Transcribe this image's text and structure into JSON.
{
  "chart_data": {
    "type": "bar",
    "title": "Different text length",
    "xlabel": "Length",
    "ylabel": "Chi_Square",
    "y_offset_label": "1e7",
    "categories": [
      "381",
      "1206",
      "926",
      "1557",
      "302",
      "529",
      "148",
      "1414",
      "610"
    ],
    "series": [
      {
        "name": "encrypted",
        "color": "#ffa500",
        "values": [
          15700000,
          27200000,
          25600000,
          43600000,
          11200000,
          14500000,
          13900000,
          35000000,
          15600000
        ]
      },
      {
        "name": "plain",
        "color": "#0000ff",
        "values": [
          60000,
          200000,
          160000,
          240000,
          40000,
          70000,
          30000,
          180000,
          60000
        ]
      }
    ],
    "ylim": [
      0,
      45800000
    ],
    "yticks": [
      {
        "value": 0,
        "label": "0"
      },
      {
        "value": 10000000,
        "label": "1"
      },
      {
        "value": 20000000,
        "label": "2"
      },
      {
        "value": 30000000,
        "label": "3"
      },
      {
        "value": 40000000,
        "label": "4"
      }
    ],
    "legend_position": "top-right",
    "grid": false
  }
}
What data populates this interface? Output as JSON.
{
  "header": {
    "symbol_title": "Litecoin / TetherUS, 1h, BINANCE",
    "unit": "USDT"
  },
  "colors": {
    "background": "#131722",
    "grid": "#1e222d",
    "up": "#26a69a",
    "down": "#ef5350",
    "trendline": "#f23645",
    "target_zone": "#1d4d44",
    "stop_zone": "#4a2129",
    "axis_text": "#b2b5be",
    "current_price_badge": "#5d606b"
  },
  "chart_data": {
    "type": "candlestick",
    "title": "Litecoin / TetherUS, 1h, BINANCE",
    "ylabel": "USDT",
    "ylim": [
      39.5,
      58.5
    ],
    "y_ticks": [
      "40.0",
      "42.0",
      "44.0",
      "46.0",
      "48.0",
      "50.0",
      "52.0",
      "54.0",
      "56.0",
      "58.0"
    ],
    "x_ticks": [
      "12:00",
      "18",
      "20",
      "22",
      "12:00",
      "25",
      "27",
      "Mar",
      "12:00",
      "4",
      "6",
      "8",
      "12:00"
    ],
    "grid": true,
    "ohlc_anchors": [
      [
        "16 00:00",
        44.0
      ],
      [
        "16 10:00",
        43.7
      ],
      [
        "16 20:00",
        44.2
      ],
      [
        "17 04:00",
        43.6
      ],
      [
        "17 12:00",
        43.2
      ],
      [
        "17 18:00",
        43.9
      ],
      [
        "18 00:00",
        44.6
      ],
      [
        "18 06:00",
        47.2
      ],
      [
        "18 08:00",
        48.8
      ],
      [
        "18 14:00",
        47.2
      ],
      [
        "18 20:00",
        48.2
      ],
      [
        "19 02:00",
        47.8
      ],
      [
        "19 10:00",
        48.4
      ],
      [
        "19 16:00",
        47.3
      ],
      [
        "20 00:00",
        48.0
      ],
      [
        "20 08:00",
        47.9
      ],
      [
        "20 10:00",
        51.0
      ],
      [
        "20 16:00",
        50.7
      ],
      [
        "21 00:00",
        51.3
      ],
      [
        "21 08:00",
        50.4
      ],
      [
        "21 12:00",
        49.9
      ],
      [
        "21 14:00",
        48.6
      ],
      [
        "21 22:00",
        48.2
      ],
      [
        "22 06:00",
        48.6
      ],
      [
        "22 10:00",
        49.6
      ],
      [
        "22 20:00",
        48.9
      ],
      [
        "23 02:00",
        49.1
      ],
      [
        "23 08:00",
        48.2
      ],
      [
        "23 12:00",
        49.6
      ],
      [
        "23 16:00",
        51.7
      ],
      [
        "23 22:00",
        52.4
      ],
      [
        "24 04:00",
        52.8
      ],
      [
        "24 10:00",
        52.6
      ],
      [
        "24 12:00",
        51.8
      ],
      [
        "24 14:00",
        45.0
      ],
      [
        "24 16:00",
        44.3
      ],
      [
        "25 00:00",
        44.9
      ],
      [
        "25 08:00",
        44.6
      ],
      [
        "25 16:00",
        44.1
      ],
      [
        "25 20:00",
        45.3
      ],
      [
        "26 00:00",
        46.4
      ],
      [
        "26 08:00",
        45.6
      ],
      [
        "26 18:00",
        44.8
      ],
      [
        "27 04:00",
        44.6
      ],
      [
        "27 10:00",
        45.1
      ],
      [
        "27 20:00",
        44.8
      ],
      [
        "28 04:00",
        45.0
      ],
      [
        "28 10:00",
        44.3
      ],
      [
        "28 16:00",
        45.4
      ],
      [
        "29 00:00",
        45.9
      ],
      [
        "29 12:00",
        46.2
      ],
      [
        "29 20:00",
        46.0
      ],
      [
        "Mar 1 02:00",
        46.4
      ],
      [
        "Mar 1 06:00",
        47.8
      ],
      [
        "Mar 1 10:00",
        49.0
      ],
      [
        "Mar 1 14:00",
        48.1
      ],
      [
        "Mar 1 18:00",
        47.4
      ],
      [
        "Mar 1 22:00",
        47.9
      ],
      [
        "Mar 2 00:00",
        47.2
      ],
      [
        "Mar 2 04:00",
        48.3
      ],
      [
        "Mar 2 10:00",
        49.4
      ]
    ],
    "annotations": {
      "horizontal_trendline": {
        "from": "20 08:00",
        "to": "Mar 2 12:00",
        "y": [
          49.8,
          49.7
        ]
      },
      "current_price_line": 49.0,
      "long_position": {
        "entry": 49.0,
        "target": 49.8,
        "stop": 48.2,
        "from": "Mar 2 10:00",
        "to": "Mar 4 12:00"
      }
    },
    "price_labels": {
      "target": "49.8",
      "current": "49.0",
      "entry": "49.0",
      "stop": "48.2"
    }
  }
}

▬▬▬

= GIVEN PROBLEM =
Look above for lines with the word "JSON" and copy them all.

= RESULT FOR THIS TASK =
Transcribe this image's text and structure into JSON.
What data populates this interface? Output as JSON.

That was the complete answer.